Set down the full listing exactly as given. Any pictures are to be left out.

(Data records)
+---+

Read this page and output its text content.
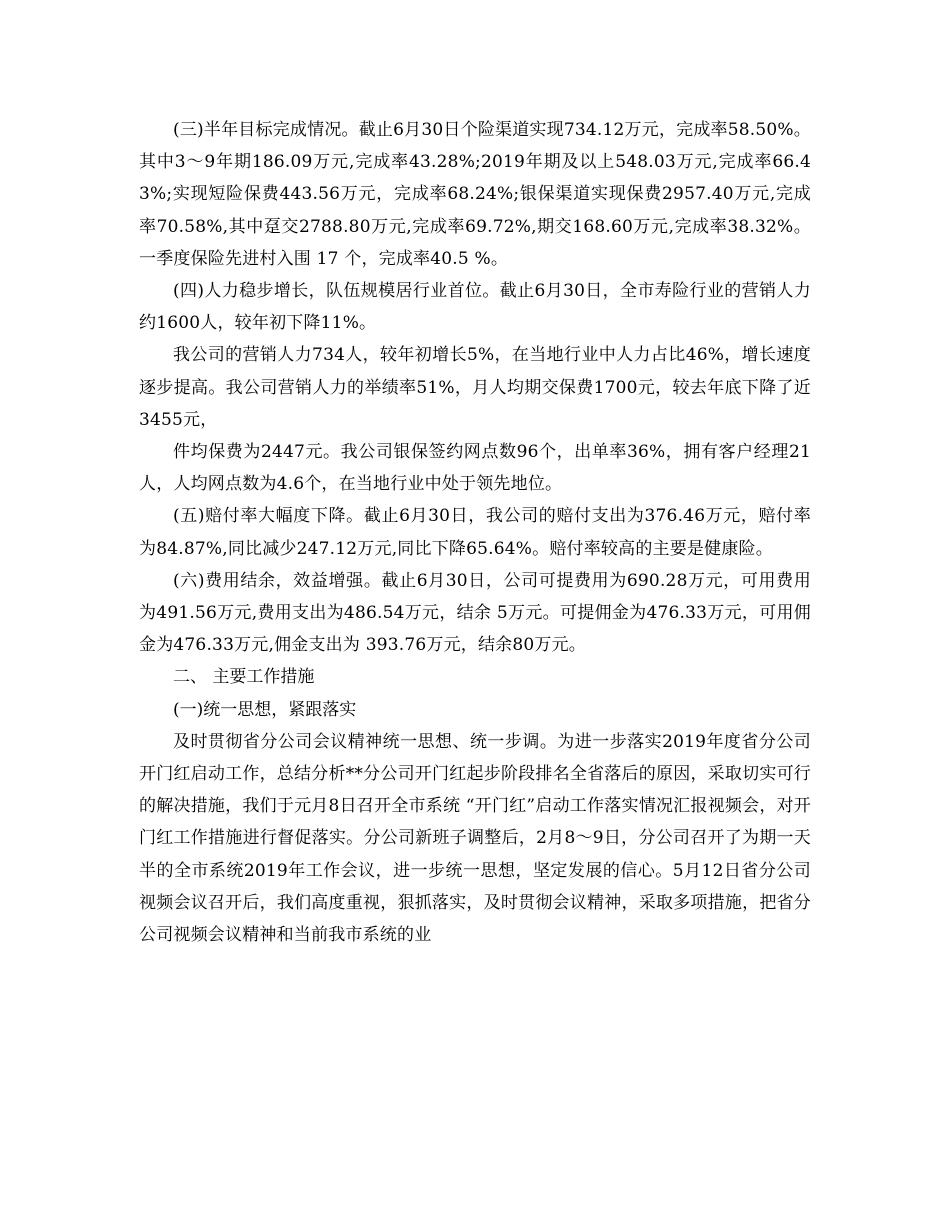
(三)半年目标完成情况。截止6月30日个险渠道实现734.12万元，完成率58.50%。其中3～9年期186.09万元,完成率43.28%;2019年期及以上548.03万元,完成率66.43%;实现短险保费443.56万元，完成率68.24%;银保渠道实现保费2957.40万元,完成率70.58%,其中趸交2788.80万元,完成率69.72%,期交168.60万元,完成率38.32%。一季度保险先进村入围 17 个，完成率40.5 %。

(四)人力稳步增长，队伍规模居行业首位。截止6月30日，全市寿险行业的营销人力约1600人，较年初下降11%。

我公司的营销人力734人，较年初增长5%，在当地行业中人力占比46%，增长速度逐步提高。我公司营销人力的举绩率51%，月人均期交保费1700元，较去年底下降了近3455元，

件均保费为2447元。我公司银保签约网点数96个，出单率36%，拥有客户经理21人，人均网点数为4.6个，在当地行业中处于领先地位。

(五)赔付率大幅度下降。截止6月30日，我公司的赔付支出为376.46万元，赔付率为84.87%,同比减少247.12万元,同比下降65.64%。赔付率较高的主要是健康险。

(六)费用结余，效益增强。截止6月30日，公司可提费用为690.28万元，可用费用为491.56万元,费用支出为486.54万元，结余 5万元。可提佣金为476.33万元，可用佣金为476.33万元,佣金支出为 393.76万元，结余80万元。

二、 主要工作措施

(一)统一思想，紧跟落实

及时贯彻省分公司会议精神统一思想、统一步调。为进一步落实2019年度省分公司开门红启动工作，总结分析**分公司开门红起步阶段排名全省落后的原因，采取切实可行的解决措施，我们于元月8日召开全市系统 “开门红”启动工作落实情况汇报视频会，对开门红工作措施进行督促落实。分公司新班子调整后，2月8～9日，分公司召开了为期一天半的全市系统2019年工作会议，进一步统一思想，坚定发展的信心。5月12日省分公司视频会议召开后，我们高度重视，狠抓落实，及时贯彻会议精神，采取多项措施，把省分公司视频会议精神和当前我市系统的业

+---+

## Written response
Read this page and output its text content.
(三)半年目标完成情况。截止6月30日个险渠道实现734.12万元，完成率58.50%。其中3～9年期186.09万元,完成率43.28%;2019年期及以上548.03万元,完成率66.43%;实现短险保费443.56万元，完成率68.24%;银保渠道实现保费2957.40万元,完成率70.58%,其中趸交2788.80万元,完成率69.72%,期交168.60万元,完成率38.32%。一季度保险先进村入围 17 个，完成率40.5 %。

(四)人力稳步增长，队伍规模居行业首位。截止6月30日，全市寿险行业的营销人力约1600人，较年初下降11%。

我公司的营销人力734人，较年初增长5%，在当地行业中人力占比46%，增长速度逐步提高。我公司营销人力的举绩率51%，月人均期交保费1700元，较去年底下降了近3455元，

件均保费为2447元。我公司银保签约网点数96个，出单率36%，拥有客户经理21人，人均网点数为4.6个，在当地行业中处于领先地位。

(五)赔付率大幅度下降。截止6月30日，我公司的赔付支出为376.46万元，赔付率为84.87%,同比减少247.12万元,同比下降65.64%。赔付率较高的主要是健康险。

(六)费用结余，效益增强。截止6月30日，公司可提费用为690.28万元，可用费用为491.56万元,费用支出为486.54万元，结余 5万元。可提佣金为476.33万元，可用佣金为476.33万元,佣金支出为 393.76万元，结余80万元。

二、 主要工作措施

(一)统一思想，紧跟落实

及时贯彻省分公司会议精神统一思想、统一步调。为进一步落实2019年度省分公司开门红启动工作，总结分析**分公司开门红起步阶段排名全省落后的原因，采取切实可行的解决措施，我们于元月8日召开全市系统 “开门红”启动工作落实情况汇报视频会，对开门红工作措施进行督促落实。分公司新班子调整后，2月8～9日，分公司召开了为期一天半的全市系统2019年工作会议，进一步统一思想，坚定发展的信心。5月12日省分公司视频会议召开后，我们高度重视，狠抓落实，及时贯彻会议精神，采取多项措施，把省分公司视频会议精神和当前我市系统的业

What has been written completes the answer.